● **Input data**:
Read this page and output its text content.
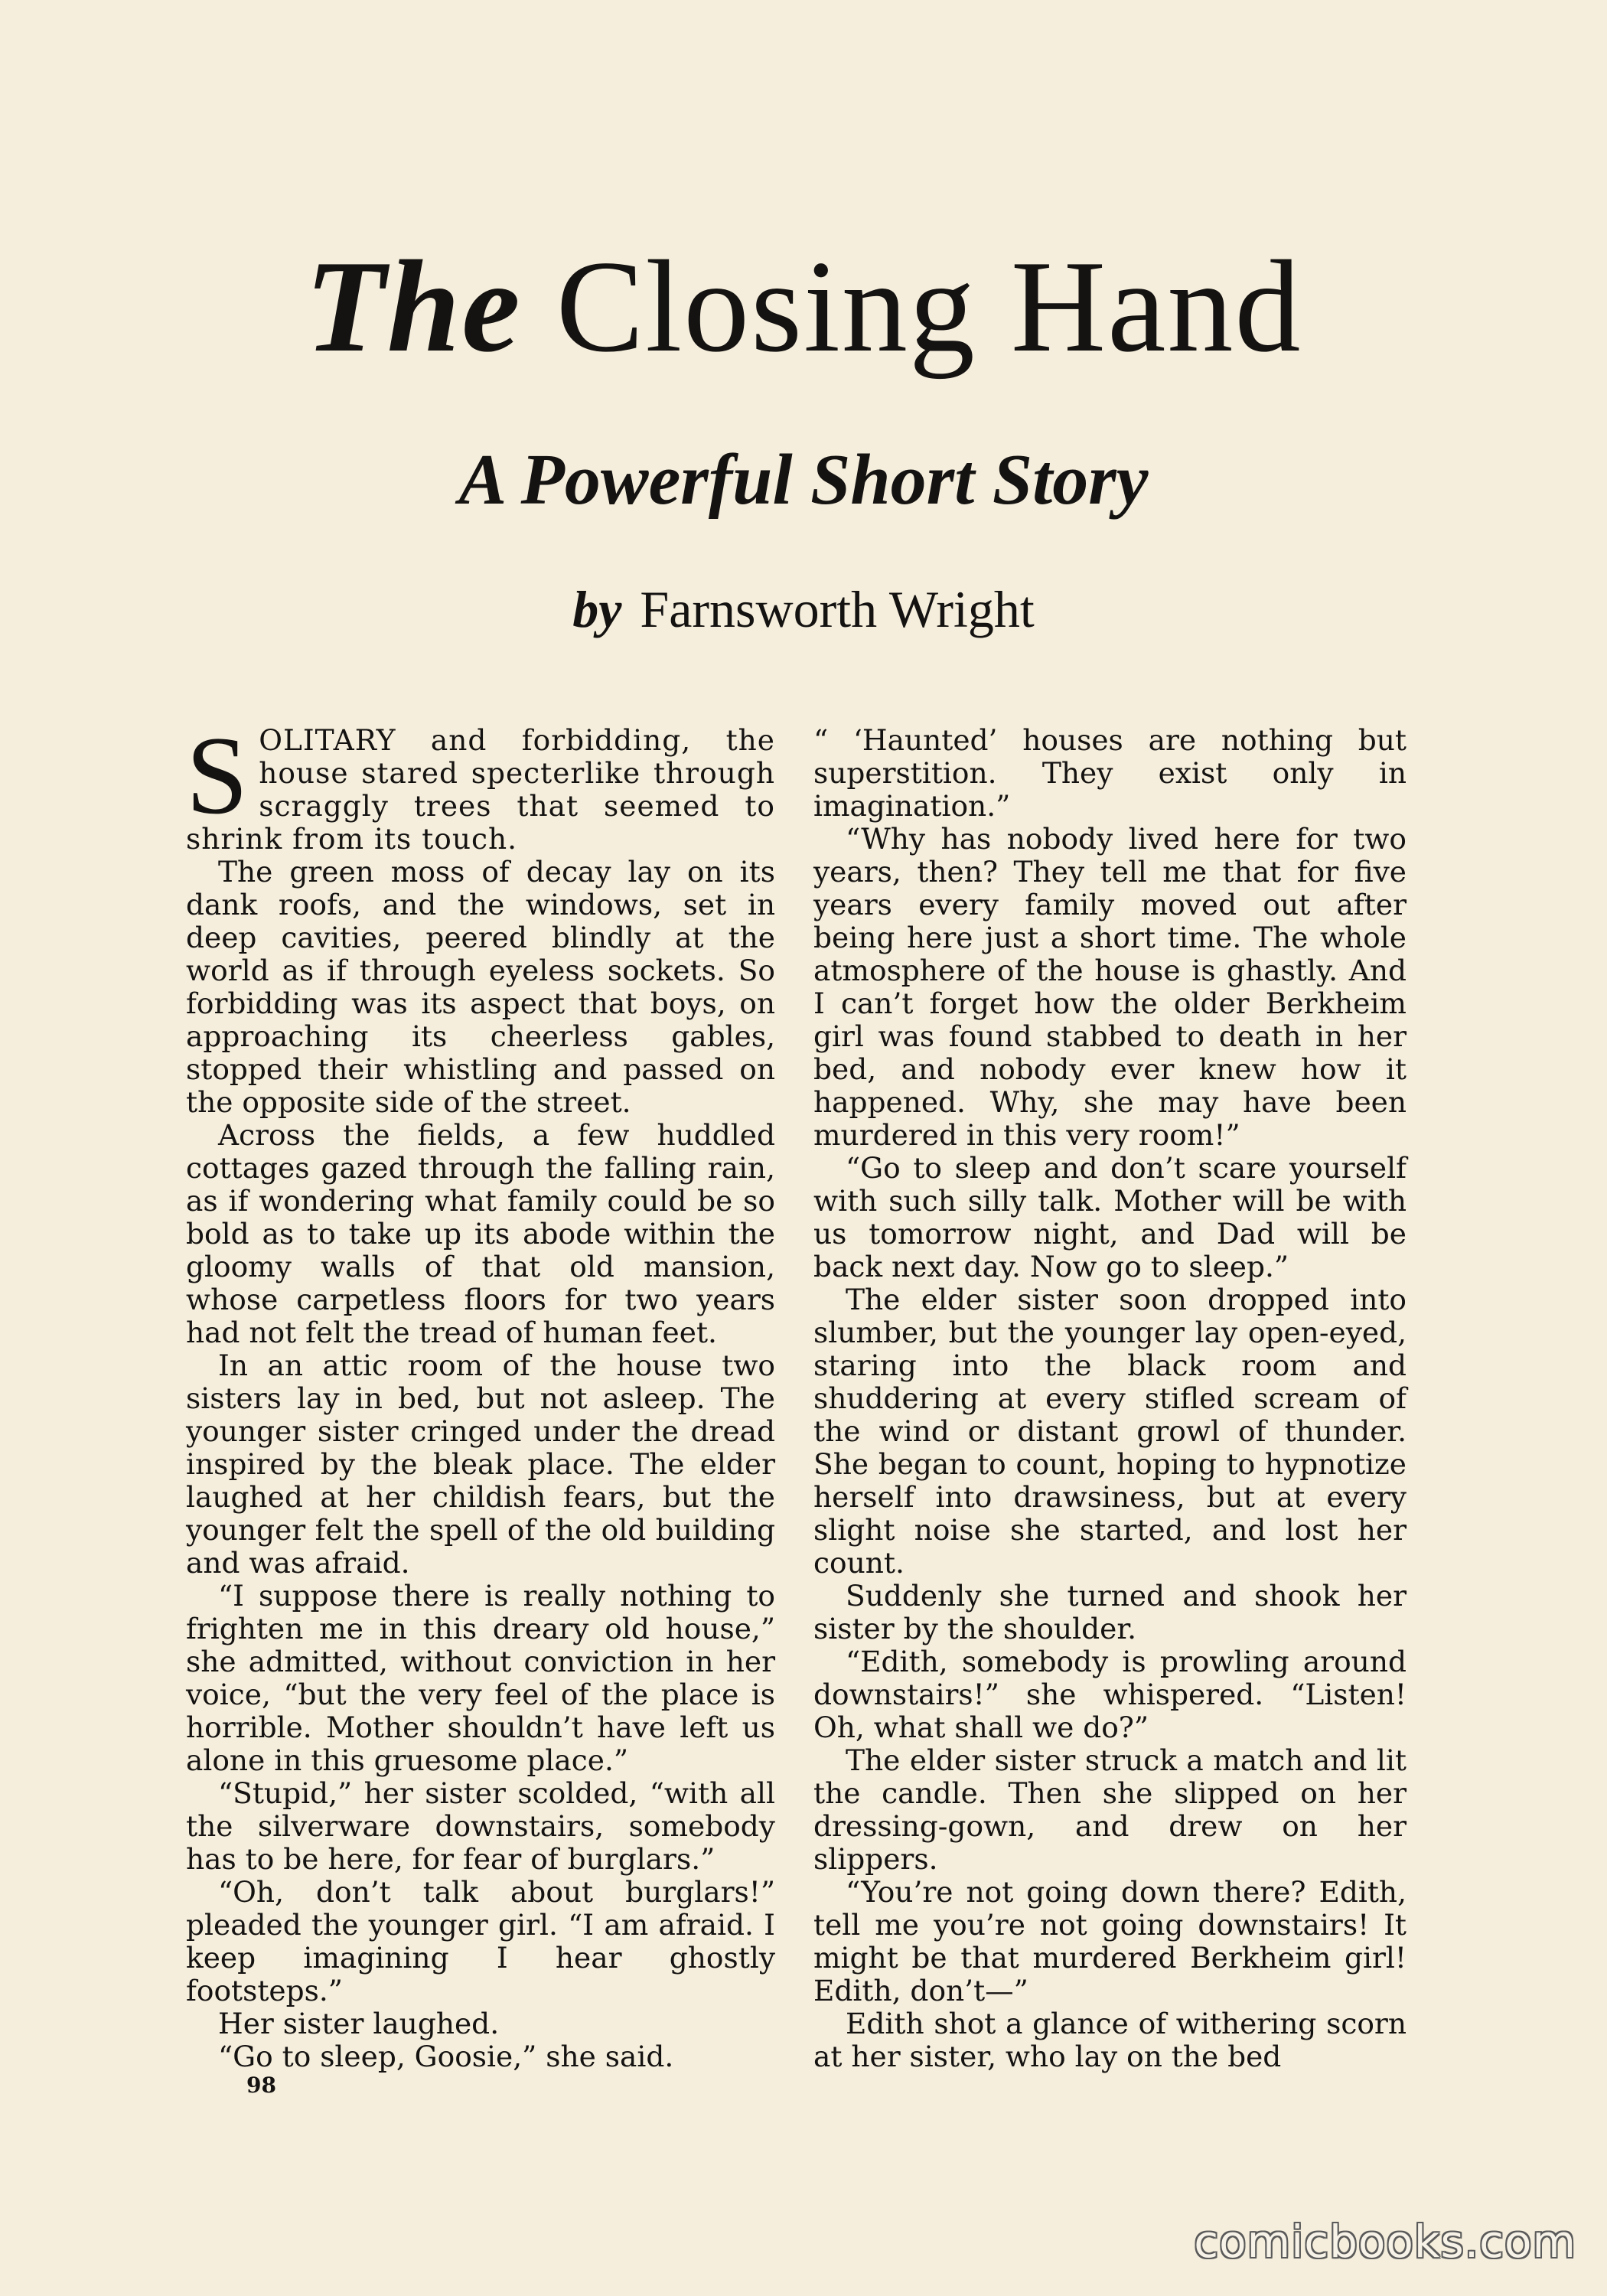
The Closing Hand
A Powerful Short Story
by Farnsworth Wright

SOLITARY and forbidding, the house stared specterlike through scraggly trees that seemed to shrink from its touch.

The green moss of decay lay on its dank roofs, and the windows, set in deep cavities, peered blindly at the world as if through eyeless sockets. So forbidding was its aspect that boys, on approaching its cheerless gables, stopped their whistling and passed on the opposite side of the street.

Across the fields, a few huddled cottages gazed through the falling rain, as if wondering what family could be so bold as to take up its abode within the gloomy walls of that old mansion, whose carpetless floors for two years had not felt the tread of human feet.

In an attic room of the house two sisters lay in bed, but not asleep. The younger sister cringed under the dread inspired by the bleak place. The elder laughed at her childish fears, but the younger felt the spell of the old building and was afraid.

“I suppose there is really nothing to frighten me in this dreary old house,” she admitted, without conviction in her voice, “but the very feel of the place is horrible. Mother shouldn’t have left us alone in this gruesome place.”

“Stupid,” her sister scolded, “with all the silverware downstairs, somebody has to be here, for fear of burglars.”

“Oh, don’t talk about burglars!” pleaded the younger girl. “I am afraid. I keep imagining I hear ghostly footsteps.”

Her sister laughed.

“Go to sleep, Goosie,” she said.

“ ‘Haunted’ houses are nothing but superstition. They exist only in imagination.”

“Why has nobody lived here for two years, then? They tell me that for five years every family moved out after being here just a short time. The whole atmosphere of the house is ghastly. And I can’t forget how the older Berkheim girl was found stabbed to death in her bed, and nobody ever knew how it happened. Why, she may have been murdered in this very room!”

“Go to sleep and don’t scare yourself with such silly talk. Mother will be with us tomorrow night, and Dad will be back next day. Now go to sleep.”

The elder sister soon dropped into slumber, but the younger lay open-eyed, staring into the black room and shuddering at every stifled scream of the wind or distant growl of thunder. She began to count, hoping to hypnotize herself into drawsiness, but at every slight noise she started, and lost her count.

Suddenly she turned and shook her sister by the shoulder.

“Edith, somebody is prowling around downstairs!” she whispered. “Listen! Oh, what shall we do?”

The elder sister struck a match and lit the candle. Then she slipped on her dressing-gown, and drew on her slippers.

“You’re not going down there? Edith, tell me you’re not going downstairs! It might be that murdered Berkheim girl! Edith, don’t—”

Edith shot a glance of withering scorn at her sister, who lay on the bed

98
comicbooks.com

...

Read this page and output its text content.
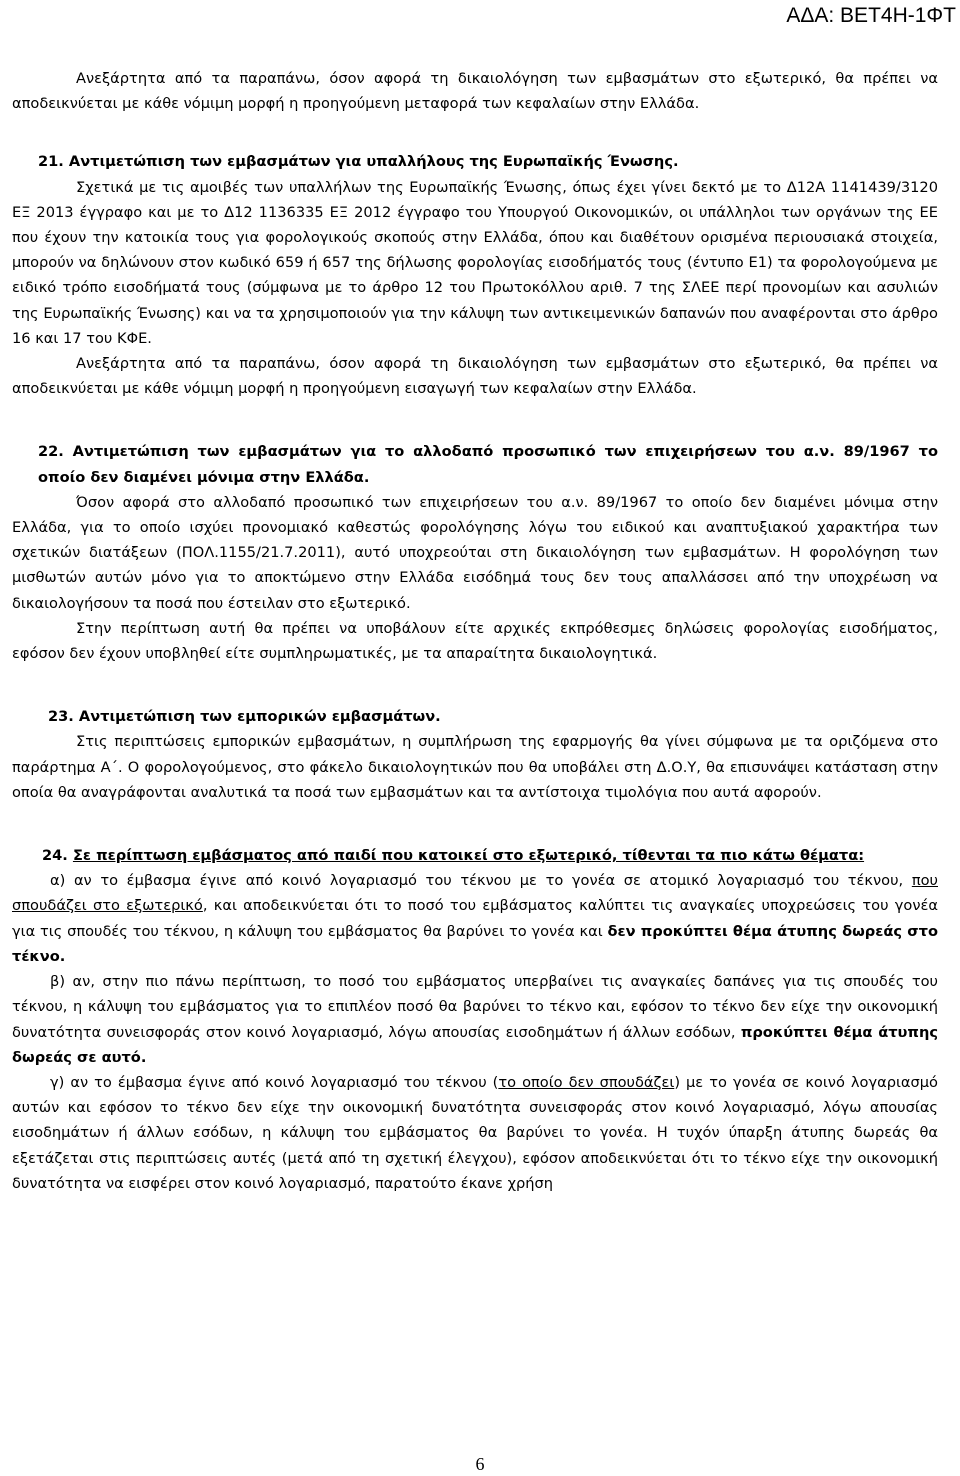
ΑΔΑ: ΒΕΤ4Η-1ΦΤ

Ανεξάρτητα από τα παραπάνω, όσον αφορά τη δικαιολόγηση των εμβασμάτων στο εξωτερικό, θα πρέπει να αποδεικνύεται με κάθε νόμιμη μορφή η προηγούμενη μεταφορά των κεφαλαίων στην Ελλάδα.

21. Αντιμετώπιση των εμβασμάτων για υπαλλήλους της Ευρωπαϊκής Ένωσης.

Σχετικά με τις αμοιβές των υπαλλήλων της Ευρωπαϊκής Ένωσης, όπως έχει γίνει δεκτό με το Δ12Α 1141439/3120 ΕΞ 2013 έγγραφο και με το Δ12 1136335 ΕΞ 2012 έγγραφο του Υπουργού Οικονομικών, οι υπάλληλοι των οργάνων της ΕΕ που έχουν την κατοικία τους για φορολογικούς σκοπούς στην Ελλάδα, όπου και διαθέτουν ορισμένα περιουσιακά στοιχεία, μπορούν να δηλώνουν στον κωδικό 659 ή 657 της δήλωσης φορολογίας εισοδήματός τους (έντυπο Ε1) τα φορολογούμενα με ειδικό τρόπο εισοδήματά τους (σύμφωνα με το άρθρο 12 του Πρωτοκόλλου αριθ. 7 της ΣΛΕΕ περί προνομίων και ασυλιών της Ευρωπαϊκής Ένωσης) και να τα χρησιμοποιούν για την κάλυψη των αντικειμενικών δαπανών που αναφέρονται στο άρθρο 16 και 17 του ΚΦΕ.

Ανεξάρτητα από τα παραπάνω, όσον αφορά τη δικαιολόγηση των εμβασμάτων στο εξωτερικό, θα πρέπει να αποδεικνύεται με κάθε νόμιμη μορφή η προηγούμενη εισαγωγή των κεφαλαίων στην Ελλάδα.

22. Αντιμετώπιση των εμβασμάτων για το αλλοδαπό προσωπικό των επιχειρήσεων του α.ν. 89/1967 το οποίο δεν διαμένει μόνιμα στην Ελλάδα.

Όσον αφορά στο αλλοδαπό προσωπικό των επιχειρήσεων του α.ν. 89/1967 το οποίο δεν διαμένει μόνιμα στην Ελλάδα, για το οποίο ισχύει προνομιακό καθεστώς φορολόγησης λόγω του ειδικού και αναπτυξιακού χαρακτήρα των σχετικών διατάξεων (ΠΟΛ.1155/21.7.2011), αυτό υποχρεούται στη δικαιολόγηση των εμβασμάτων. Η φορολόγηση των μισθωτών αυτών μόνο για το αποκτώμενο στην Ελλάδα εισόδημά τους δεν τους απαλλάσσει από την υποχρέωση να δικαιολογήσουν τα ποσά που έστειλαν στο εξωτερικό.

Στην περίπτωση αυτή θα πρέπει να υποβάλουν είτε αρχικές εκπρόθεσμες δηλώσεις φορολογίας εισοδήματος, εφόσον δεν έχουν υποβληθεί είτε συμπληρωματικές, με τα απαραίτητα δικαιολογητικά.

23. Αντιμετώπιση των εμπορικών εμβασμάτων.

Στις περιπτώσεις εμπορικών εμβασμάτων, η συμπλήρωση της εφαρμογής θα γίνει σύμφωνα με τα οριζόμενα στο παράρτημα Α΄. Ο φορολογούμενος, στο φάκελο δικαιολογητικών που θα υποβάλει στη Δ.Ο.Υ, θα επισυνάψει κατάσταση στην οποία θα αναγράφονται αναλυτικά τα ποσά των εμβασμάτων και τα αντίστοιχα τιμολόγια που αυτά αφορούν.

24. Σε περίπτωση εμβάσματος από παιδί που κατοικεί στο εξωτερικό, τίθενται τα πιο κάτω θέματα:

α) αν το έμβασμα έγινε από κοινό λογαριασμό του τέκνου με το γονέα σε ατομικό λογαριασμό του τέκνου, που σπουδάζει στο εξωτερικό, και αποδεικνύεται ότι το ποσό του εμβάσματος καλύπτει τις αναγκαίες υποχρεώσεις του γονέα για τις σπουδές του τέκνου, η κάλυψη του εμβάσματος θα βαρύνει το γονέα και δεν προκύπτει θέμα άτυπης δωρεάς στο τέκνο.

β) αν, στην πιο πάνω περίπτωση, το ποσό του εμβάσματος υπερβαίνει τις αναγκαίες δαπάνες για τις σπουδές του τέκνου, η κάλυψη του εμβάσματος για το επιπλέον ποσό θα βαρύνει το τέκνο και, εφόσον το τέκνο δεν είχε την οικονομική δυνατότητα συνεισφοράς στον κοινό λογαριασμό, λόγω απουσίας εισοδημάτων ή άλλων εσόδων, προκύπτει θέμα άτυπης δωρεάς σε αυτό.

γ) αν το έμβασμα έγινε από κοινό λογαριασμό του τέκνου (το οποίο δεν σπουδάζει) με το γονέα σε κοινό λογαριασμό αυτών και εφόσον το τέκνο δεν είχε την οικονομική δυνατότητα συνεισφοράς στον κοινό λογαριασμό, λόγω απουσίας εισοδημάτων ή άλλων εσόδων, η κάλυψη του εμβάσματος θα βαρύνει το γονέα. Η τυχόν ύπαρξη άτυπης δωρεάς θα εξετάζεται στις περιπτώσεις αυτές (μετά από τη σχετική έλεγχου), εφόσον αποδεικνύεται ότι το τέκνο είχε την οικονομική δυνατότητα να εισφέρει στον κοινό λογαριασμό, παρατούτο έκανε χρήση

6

● **Task**: Report every line in the data above in which the word "λογαριασμό" appears.

● **Result for this exercise**:
α) αν το έμβασμα έγινε από κοινό λογαριασμό του τέκνου με το γονέα σε ατομικό λογαριασμό του τέκνου, που σπουδάζει στο εξωτερικό, και αποδεικνύεται ότι το ποσό του εμβάσματος καλύπτει τις αναγκαίες υποχρεώσεις του γονέα για τις σπουδές του τέκνου, η κάλυψη του εμβάσματος θα βαρύνει το γονέα και δεν προκύπτει θέμα άτυπης δωρεάς στο τέκνο.
β) αν, στην πιο πάνω περίπτωση, το ποσό του εμβάσματος υπερβαίνει τις αναγκαίες δαπάνες για τις σπουδές του τέκνου, η κάλυψη του εμβάσματος για το επιπλέον ποσό θα βαρύνει το τέκνο και, εφόσον το τέκνο δεν είχε την οικονομική δυνατότητα συνεισφοράς στον κοινό λογαριασμό, λόγω απουσίας εισοδημάτων ή άλλων εσόδων, προκύπτει θέμα άτυπης δωρεάς σε αυτό.
γ) αν το έμβασμα έγινε από κοινό λογαριασμό του τέκνου (το οποίο δεν σπουδάζει) με το γονέα σε κοινό λογαριασμό αυτών και εφόσον το τέκνο δεν είχε την οικονομική δυνατότητα συνεισφοράς στον κοινό λογαριασμό, λόγω απουσίας εισοδημάτων ή άλλων εσόδων, η κάλυψη του εμβάσματος θα βαρύνει το γονέα. Η τυχόν ύπαρξη άτυπης δωρεάς θα εξετάζεται στις περιπτώσεις αυτές (μετά από τη σχετική έλεγχου), εφόσον αποδεικνύεται ότι το τέκνο είχε την οικονομική δυνατότητα να εισφέρει στον κοινό λογαριασμό, παρατούτο έκανε χρήση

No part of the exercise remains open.